(WRITTEN TASK) Reply with one number: the count of lines in the records below that hold "xlabel".

• • • • •

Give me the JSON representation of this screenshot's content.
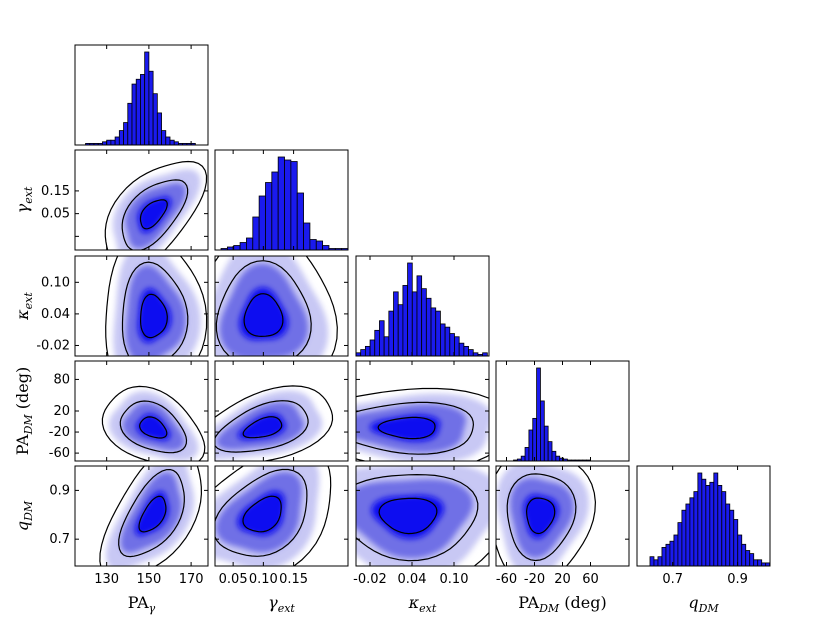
{
  "chart_data": {
    "type": "corner",
    "colors": {
      "density_1sigma": "#1010f0",
      "density_2sigma": "#6f6fe6",
      "density_3sigma": "#c8c8f4",
      "bar": "#1a1aee",
      "contour": "#000000"
    },
    "parameters": [
      {
        "id": "pa_gamma",
        "xlabel": "PA",
        "xsub": "γ",
        "ylabel": "",
        "range": [
          115,
          178
        ],
        "xticks": [
          "130",
          "150",
          "170"
        ],
        "yticks": []
      },
      {
        "id": "gamma_ext",
        "xlabel": "γ",
        "xsub": "ext",
        "ylabel": "γ",
        "ysub": "ext",
        "range": [
          0.02,
          0.24
        ],
        "xticks": [
          "0.05",
          "0.10",
          "0.15"
        ],
        "yticks": [
          "0.15",
          "0.05"
        ]
      },
      {
        "id": "kappa_ext",
        "xlabel": "κ",
        "xsub": "ext",
        "ylabel": "κ",
        "ysub": "ext",
        "range": [
          -0.04,
          0.15
        ],
        "xticks": [
          "-0.02",
          "0.04",
          "0.10"
        ],
        "yticks": [
          "0.10",
          "0.04",
          "-0.02"
        ]
      },
      {
        "id": "pa_dm",
        "xlabel": "PA",
        "xsub": "DM",
        "xunit": " (deg)",
        "ylabel": "PA",
        "ysub": "DM",
        "yunit": " (deg)",
        "range": [
          -75,
          115
        ],
        "xticks": [
          "-60",
          "-20",
          "20",
          "60"
        ],
        "yticks": [
          "80",
          "20",
          "-20",
          "-60"
        ]
      },
      {
        "id": "q_dm",
        "xlabel": "q",
        "xsub": "DM",
        "ylabel": "q",
        "ysub": "DM",
        "range": [
          0.59,
          1.0
        ],
        "xticks": [
          "0.7",
          "0.9"
        ],
        "yticks": [
          "0.9",
          "0.7"
        ]
      }
    ],
    "tick_values": {
      "pa_gamma": [
        130,
        150,
        170
      ],
      "gamma_ext": [
        0.05,
        0.1,
        0.15
      ],
      "kappa_ext": [
        -0.02,
        0.04,
        0.1
      ],
      "pa_dm": [
        -60,
        -20,
        20,
        60
      ],
      "pa_dm_y": [
        80,
        20,
        -20,
        -60
      ],
      "q_dm": [
        0.7,
        0.9
      ]
    },
    "histograms": {
      "pa_gamma": {
        "bin_start": 120,
        "bin_width": 2,
        "counts": [
          1,
          1,
          1,
          1,
          2,
          3,
          3,
          5,
          9,
          14,
          26,
          38,
          41,
          44,
          58,
          46,
          32,
          20,
          9,
          5,
          3,
          2,
          1,
          1,
          1,
          1
        ]
      },
      "gamma_ext": {
        "bin_start": 0.03,
        "bin_width": 0.0105,
        "counts": [
          1,
          2,
          3,
          5,
          8,
          22,
          36,
          45,
          52,
          62,
          60,
          59,
          38,
          18,
          7,
          6,
          3,
          1,
          1,
          1
        ]
      },
      "kappa_ext": {
        "bin_start": -0.04,
        "bin_width": 0.0067,
        "counts": [
          2,
          4,
          6,
          10,
          16,
          22,
          12,
          28,
          40,
          32,
          44,
          58,
          40,
          50,
          42,
          36,
          30,
          28,
          20,
          18,
          14,
          12,
          8,
          6,
          4,
          2,
          1,
          2
        ]
      },
      "pa_dm": {
        "bin_start": -50,
        "bin_width": 5.5,
        "counts": [
          1,
          2,
          5,
          14,
          32,
          44,
          96,
          62,
          36,
          20,
          10,
          5,
          3,
          2,
          1,
          1,
          1,
          1,
          1,
          1
        ]
      },
      "q_dm": {
        "bin_start": 0.63,
        "bin_width": 0.0123,
        "counts": [
          3,
          2,
          3,
          6,
          7,
          8,
          10,
          14,
          18,
          20,
          22,
          24,
          30,
          28,
          26,
          27,
          30,
          26,
          24,
          20,
          18,
          15,
          10,
          7,
          5,
          4,
          2,
          2,
          1,
          1
        ]
      }
    }
  }
}
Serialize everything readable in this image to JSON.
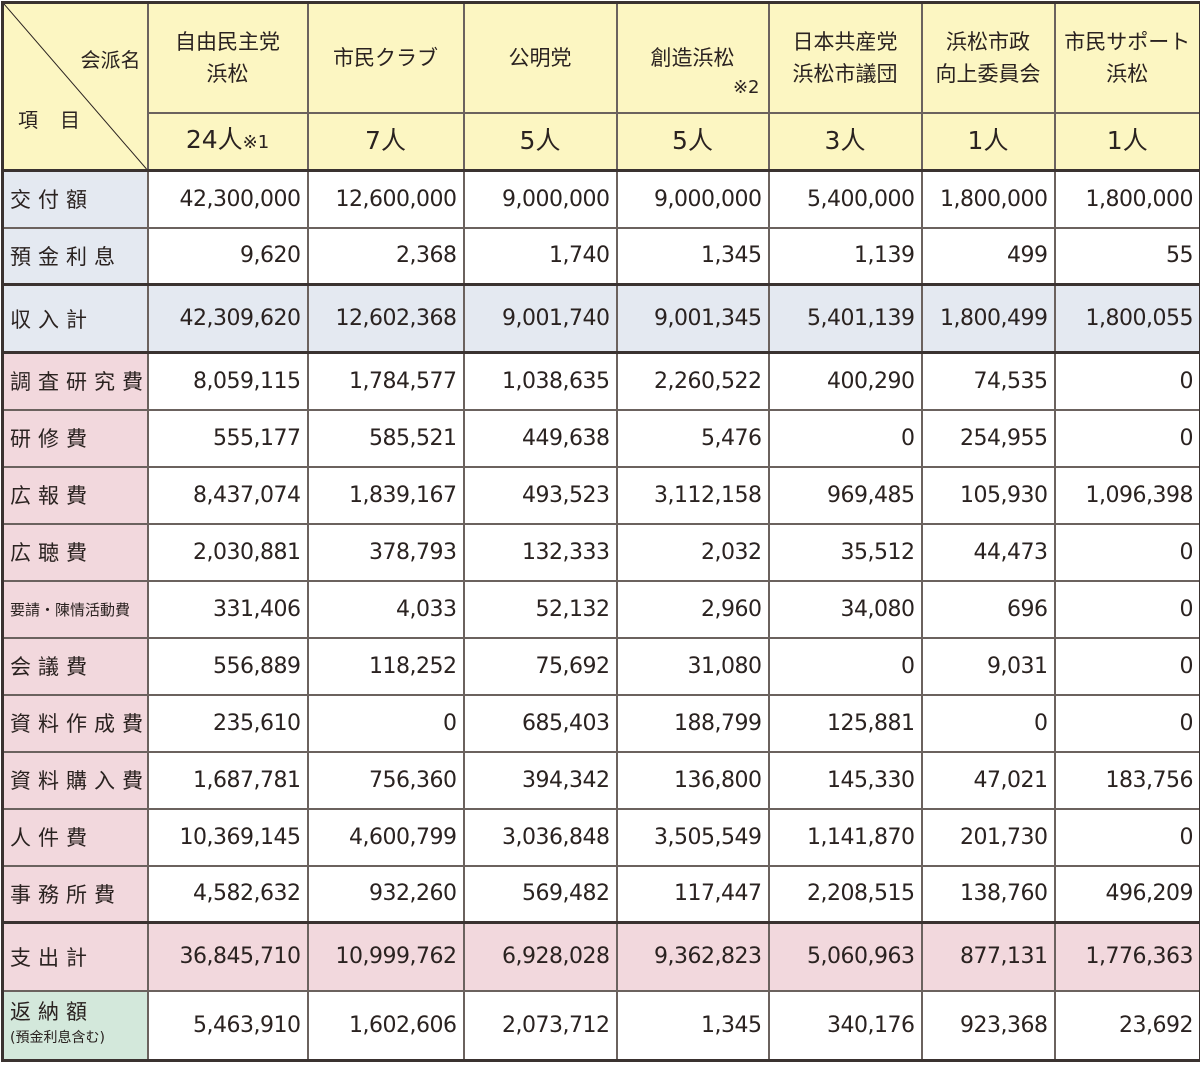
{
  "corner": {
    "column_label": "会派名",
    "row_label": "項目"
  },
  "factions": [
    {
      "name": "自由民主党\n浜松",
      "members": "24人",
      "note": "※1"
    },
    {
      "name": "市民クラブ",
      "members": "7人"
    },
    {
      "name": "公明党",
      "members": "5人"
    },
    {
      "name": "創造浜松",
      "name_note": "※2",
      "members": "5人"
    },
    {
      "name": "日本共産党\n浜松市議団",
      "members": "3人"
    },
    {
      "name": "浜松市政\n向上委員会",
      "members": "1人"
    },
    {
      "name": "市民サポート\n浜松",
      "members": "1人"
    }
  ],
  "rows": [
    {
      "label": "交付額",
      "style": "blue",
      "values": [
        "42,300,000",
        "12,600,000",
        "9,000,000",
        "9,000,000",
        "5,400,000",
        "1,800,000",
        "1,800,000"
      ]
    },
    {
      "label": "預金利息",
      "style": "blue",
      "values": [
        "9,620",
        "2,368",
        "1,740",
        "1,345",
        "1,139",
        "499",
        "55"
      ]
    },
    {
      "label": "収入計",
      "style": "blue-total",
      "values": [
        "42,309,620",
        "12,602,368",
        "9,001,740",
        "9,001,345",
        "5,401,139",
        "1,800,499",
        "1,800,055"
      ]
    },
    {
      "label": "調査研究費",
      "style": "pink",
      "values": [
        "8,059,115",
        "1,784,577",
        "1,038,635",
        "2,260,522",
        "400,290",
        "74,535",
        "0"
      ]
    },
    {
      "label": "研修費",
      "style": "pink",
      "values": [
        "555,177",
        "585,521",
        "449,638",
        "5,476",
        "0",
        "254,955",
        "0"
      ]
    },
    {
      "label": "広報費",
      "style": "pink",
      "values": [
        "8,437,074",
        "1,839,167",
        "493,523",
        "3,112,158",
        "969,485",
        "105,930",
        "1,096,398"
      ]
    },
    {
      "label": "広聴費",
      "style": "pink",
      "values": [
        "2,030,881",
        "378,793",
        "132,333",
        "2,032",
        "35,512",
        "44,473",
        "0"
      ]
    },
    {
      "label": "要請・陳情活動費",
      "style": "pink-small",
      "values": [
        "331,406",
        "4,033",
        "52,132",
        "2,960",
        "34,080",
        "696",
        "0"
      ]
    },
    {
      "label": "会議費",
      "style": "pink",
      "values": [
        "556,889",
        "118,252",
        "75,692",
        "31,080",
        "0",
        "9,031",
        "0"
      ]
    },
    {
      "label": "資料作成費",
      "style": "pink",
      "values": [
        "235,610",
        "0",
        "685,403",
        "188,799",
        "125,881",
        "0",
        "0"
      ]
    },
    {
      "label": "資料購入費",
      "style": "pink",
      "values": [
        "1,687,781",
        "756,360",
        "394,342",
        "136,800",
        "145,330",
        "47,021",
        "183,756"
      ]
    },
    {
      "label": "人件費",
      "style": "pink",
      "values": [
        "10,369,145",
        "4,600,799",
        "3,036,848",
        "3,505,549",
        "1,141,870",
        "201,730",
        "0"
      ]
    },
    {
      "label": "事務所費",
      "style": "pink",
      "values": [
        "4,582,632",
        "932,260",
        "569,482",
        "117,447",
        "2,208,515",
        "138,760",
        "496,209"
      ]
    },
    {
      "label": "支出計",
      "style": "pink-total",
      "values": [
        "36,845,710",
        "10,999,762",
        "6,928,028",
        "9,362,823",
        "5,060,963",
        "877,131",
        "1,776,363"
      ]
    },
    {
      "label": "返納額",
      "sublabel": "(預金利息含む)",
      "style": "green",
      "values": [
        "5,463,910",
        "1,602,606",
        "2,073,712",
        "1,345",
        "340,176",
        "923,368",
        "23,692"
      ]
    }
  ],
  "colors": {
    "header": "#fcf6c2",
    "income": "#e4e9f1",
    "expense": "#f2d8dd",
    "refund": "#d3e8db"
  }
}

• • • • •

(RESPONSE BELOW) 5